Go through the material below and report how many lines contain "triangle". Give only the number.

■ Dataset records on visual material:
"""

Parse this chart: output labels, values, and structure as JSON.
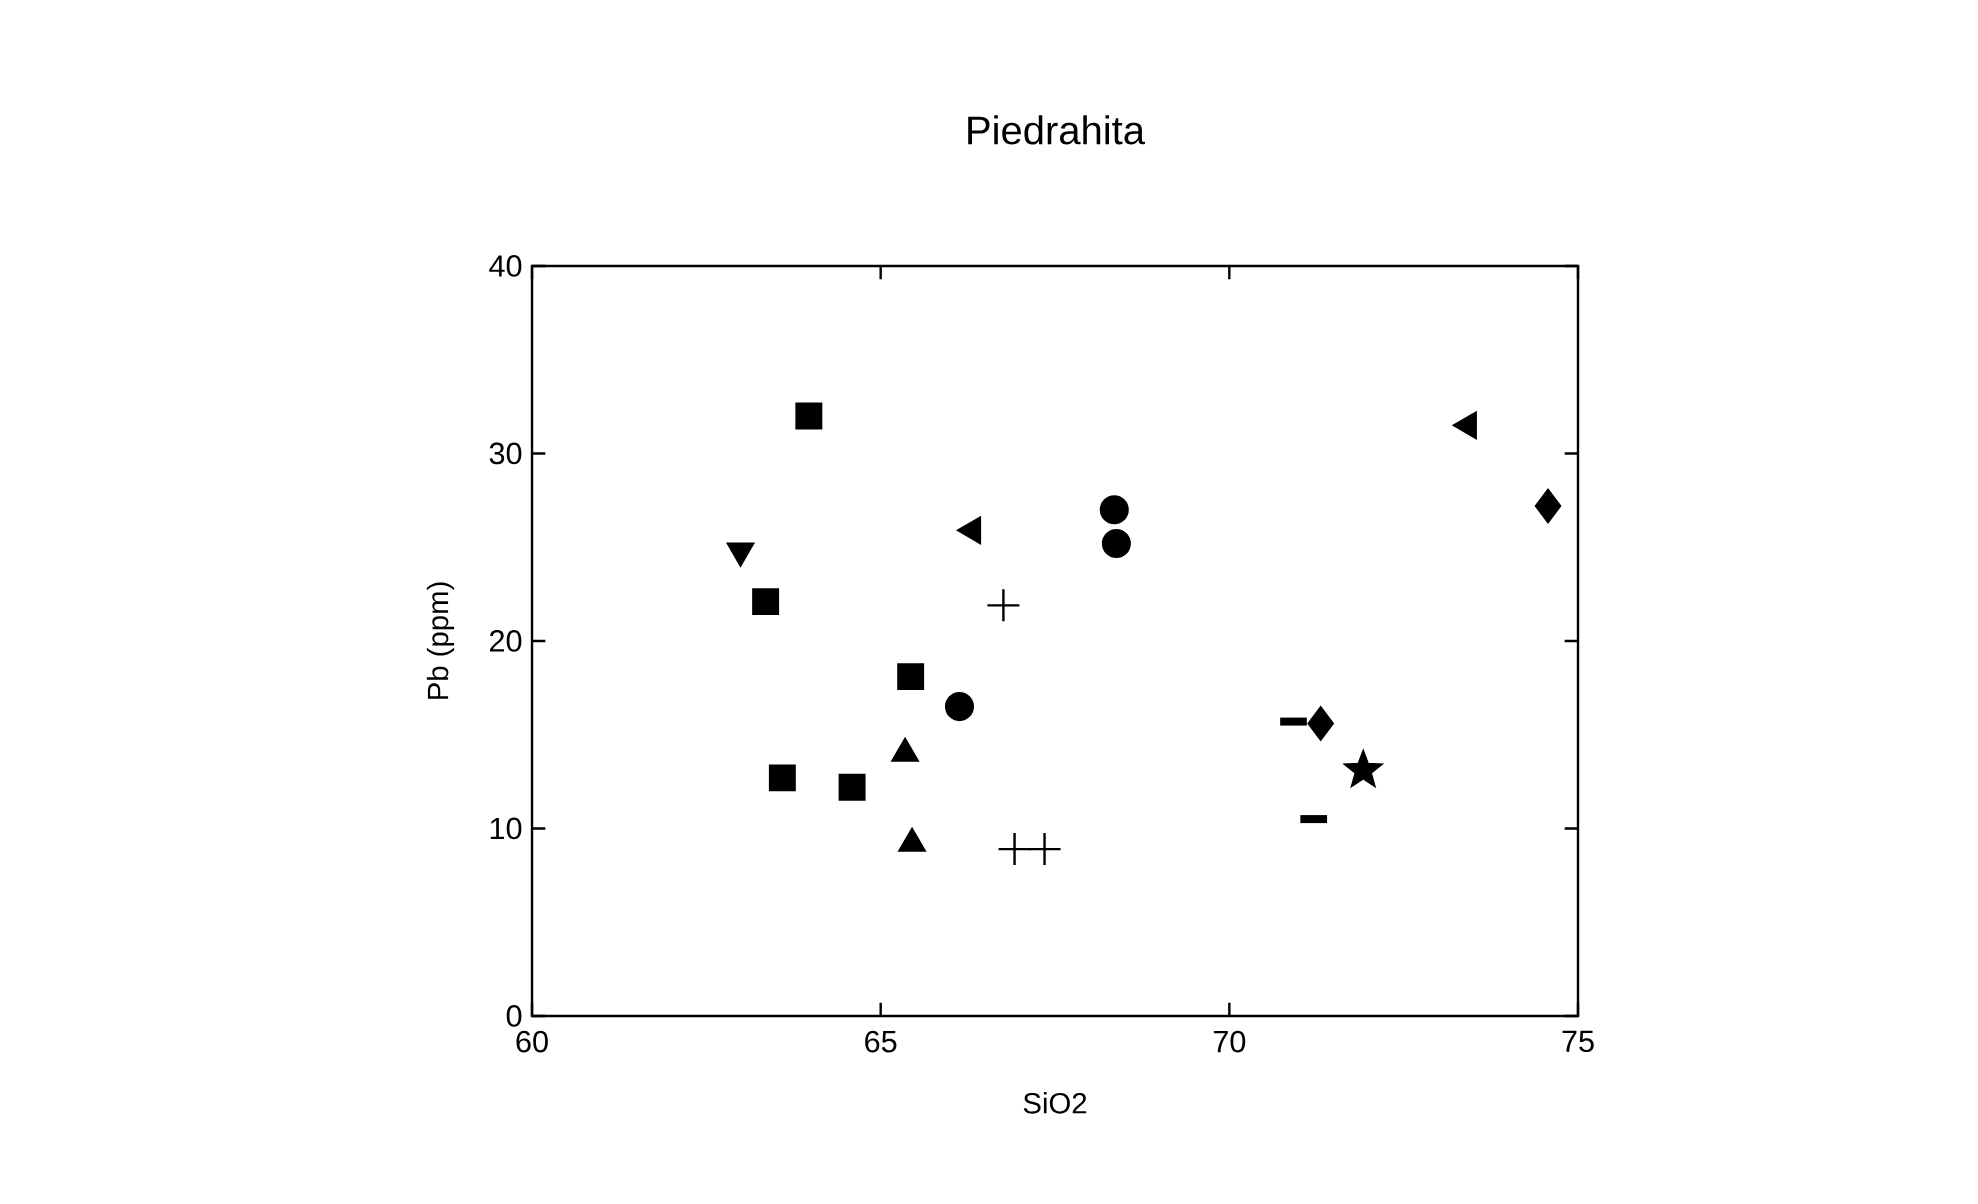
{
  "chart_data": {
    "type": "scatter",
    "title": "Piedrahita",
    "xlabel": "SiO2",
    "ylabel": "Pb (ppm)",
    "xlim": [
      60,
      75
    ],
    "ylim": [
      0,
      40
    ],
    "xticks": [
      60,
      65,
      70,
      75
    ],
    "yticks": [
      0,
      10,
      20,
      30,
      40
    ],
    "grid": false,
    "series": [
      {
        "color": "#000000",
        "marker": "square",
        "x": [
          63.97,
          63.35,
          65.43,
          63.59,
          64.59
        ],
        "values": [
          32.0,
          22.1,
          18.1,
          12.7,
          12.2
        ]
      },
      {
        "color": "#000000",
        "marker": "triangle down",
        "x": [
          62.99
        ],
        "values": [
          24.8
        ]
      },
      {
        "color": "#000000",
        "marker": "triangle",
        "x": [
          65.35,
          65.45
        ],
        "values": [
          14.0,
          9.2
        ]
      },
      {
        "color": "#000000",
        "marker": "circle",
        "x": [
          66.13,
          68.35
        ],
        "values": [
          16.5,
          27.0
        ]
      },
      {
        "color": "#000000",
        "marker": "circle",
        "x": [
          68.38
        ],
        "values": [
          25.2
        ]
      },
      {
        "color": "#000000",
        "marker": "triangle left",
        "x": [
          66.32,
          73.43
        ],
        "values": [
          25.9,
          31.5
        ]
      },
      {
        "color": "#000000",
        "marker": "cross",
        "x": [
          66.76,
          66.92,
          67.35
        ],
        "values": [
          21.9,
          8.9,
          8.9
        ]
      },
      {
        "color": "#000000",
        "marker": "diamond",
        "x": [
          71.31,
          74.57
        ],
        "values": [
          15.6,
          27.2
        ]
      },
      {
        "color": "#000000",
        "x": [
          70.92,
          71.21
        ],
        "values": [
          15.7,
          10.5
        ]
      },
      {
        "color": "#000000",
        "marker": "star",
        "x": [
          71.92
        ],
        "values": [
          13.1
        ]
      }
    ]
  }
}
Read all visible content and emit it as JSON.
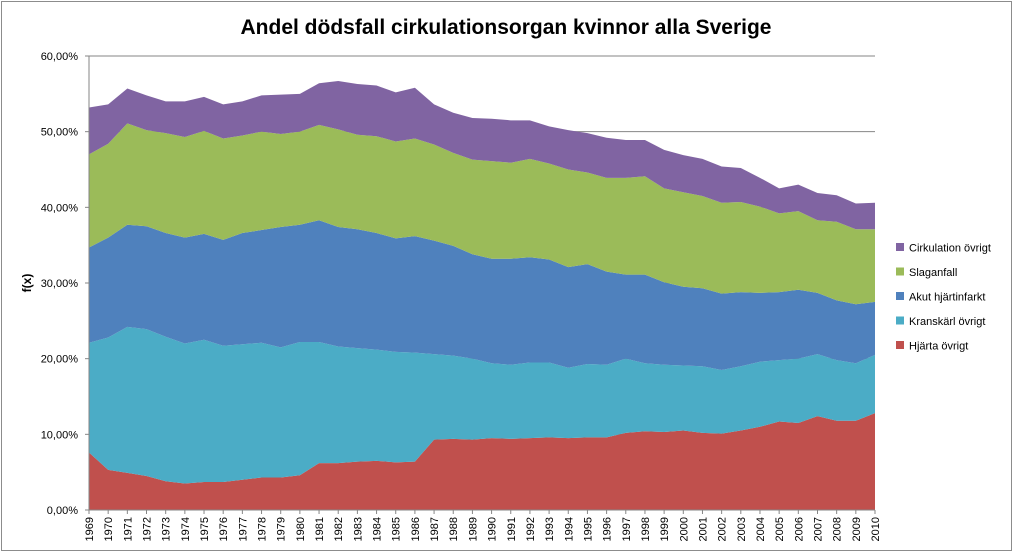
{
  "chart_data": {
    "type": "area",
    "stacked": true,
    "title": "Andel dödsfall cirkulationsorgan kvinnor alla Sverige",
    "xlabel": "",
    "ylabel": "f(x)",
    "ylim": [
      0,
      60
    ],
    "yticks": [
      "0,00%",
      "10,00%",
      "20,00%",
      "30,00%",
      "40,00%",
      "50,00%",
      "60,00%"
    ],
    "grid": "horizontal",
    "legend_position": "right",
    "x": [
      1969,
      1970,
      1971,
      1972,
      1973,
      1974,
      1975,
      1976,
      1977,
      1978,
      1979,
      1980,
      1981,
      1982,
      1983,
      1984,
      1985,
      1986,
      1987,
      1988,
      1989,
      1990,
      1991,
      1992,
      1993,
      1994,
      1995,
      1996,
      1997,
      1998,
      1999,
      2000,
      2001,
      2002,
      2003,
      2004,
      2005,
      2006,
      2007,
      2008,
      2009,
      2010
    ],
    "series": [
      {
        "name": "Hjärta övrigt",
        "color": "#c0504d",
        "values": [
          7.6,
          5.3,
          4.9,
          4.5,
          3.8,
          3.5,
          3.7,
          3.7,
          4.0,
          4.3,
          4.3,
          4.6,
          6.2,
          6.2,
          6.4,
          6.5,
          6.3,
          6.4,
          9.3,
          9.4,
          9.3,
          9.5,
          9.4,
          9.5,
          9.6,
          9.5,
          9.6,
          9.6,
          10.2,
          10.4,
          10.3,
          10.5,
          10.2,
          10.1,
          10.5,
          11.0,
          11.7,
          11.5,
          12.4,
          11.8,
          11.8,
          12.8
        ]
      },
      {
        "name": "Kranskärl övrigt",
        "color": "#4bacc6",
        "values": [
          14.5,
          17.5,
          19.3,
          19.4,
          19.1,
          18.5,
          18.8,
          18.0,
          17.9,
          17.8,
          17.2,
          17.6,
          16.0,
          15.4,
          15.0,
          14.7,
          14.6,
          14.4,
          11.3,
          11.0,
          10.7,
          9.9,
          9.8,
          10.0,
          9.9,
          9.3,
          9.7,
          9.6,
          9.8,
          9.0,
          8.9,
          8.6,
          8.8,
          8.4,
          8.5,
          8.6,
          8.1,
          8.5,
          8.2,
          8.0,
          7.6,
          7.7
        ]
      },
      {
        "name": "Akut hjärtinfarkt",
        "color": "#4f81bd",
        "values": [
          12.6,
          13.2,
          13.5,
          13.6,
          13.7,
          14.0,
          14.0,
          14.0,
          14.7,
          14.9,
          15.9,
          15.5,
          16.1,
          15.8,
          15.7,
          15.4,
          15.0,
          15.4,
          15.0,
          14.5,
          13.8,
          13.8,
          14.0,
          13.9,
          13.6,
          13.3,
          13.2,
          12.3,
          11.1,
          11.7,
          10.9,
          10.4,
          10.3,
          10.1,
          9.8,
          9.1,
          9.0,
          9.1,
          8.1,
          7.9,
          7.8,
          7.0
        ]
      },
      {
        "name": "Slaganfall",
        "color": "#9bbb59",
        "values": [
          12.3,
          12.4,
          13.4,
          12.7,
          13.2,
          13.3,
          13.6,
          13.4,
          12.9,
          13.0,
          12.3,
          12.3,
          12.6,
          12.9,
          12.5,
          12.8,
          12.8,
          12.9,
          12.7,
          12.3,
          12.5,
          12.9,
          12.7,
          13.0,
          12.7,
          12.9,
          12.1,
          12.4,
          12.8,
          13.0,
          12.4,
          12.5,
          12.2,
          12.0,
          11.9,
          11.4,
          10.4,
          10.4,
          9.6,
          10.4,
          9.9,
          9.6
        ]
      },
      {
        "name": "Cirkulation övrigt",
        "color": "#8064a2",
        "values": [
          6.2,
          5.2,
          4.6,
          4.6,
          4.2,
          4.7,
          4.5,
          4.5,
          4.5,
          4.8,
          5.2,
          5.0,
          5.5,
          6.4,
          6.7,
          6.7,
          6.5,
          6.7,
          5.3,
          5.3,
          5.5,
          5.6,
          5.6,
          5.1,
          4.9,
          5.2,
          5.2,
          5.3,
          5.0,
          4.8,
          5.1,
          4.9,
          4.9,
          4.8,
          4.5,
          3.8,
          3.3,
          3.5,
          3.6,
          3.5,
          3.4,
          3.5
        ]
      }
    ]
  }
}
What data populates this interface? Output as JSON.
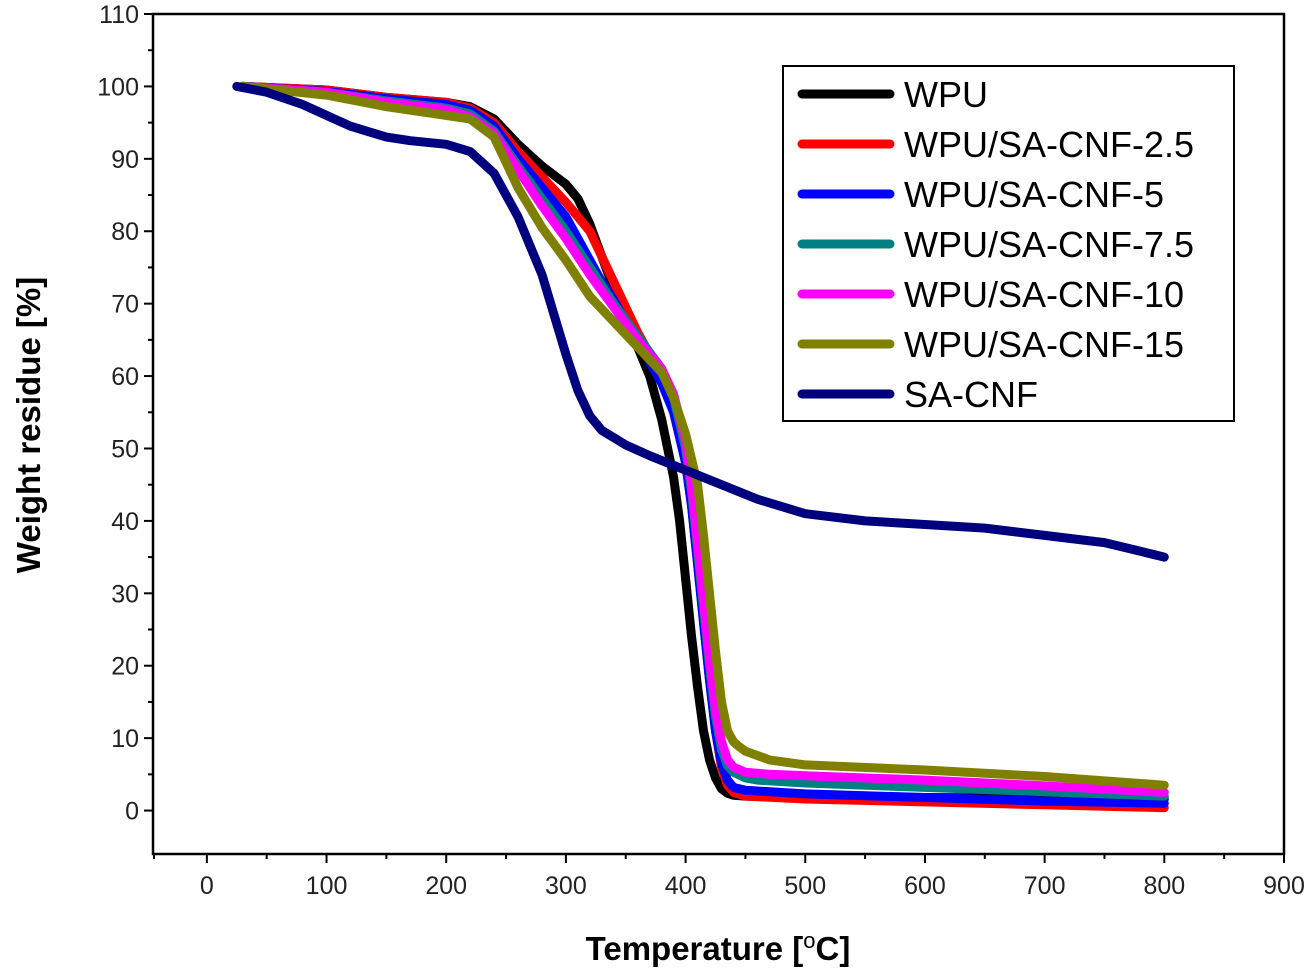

"""

■ Output: 3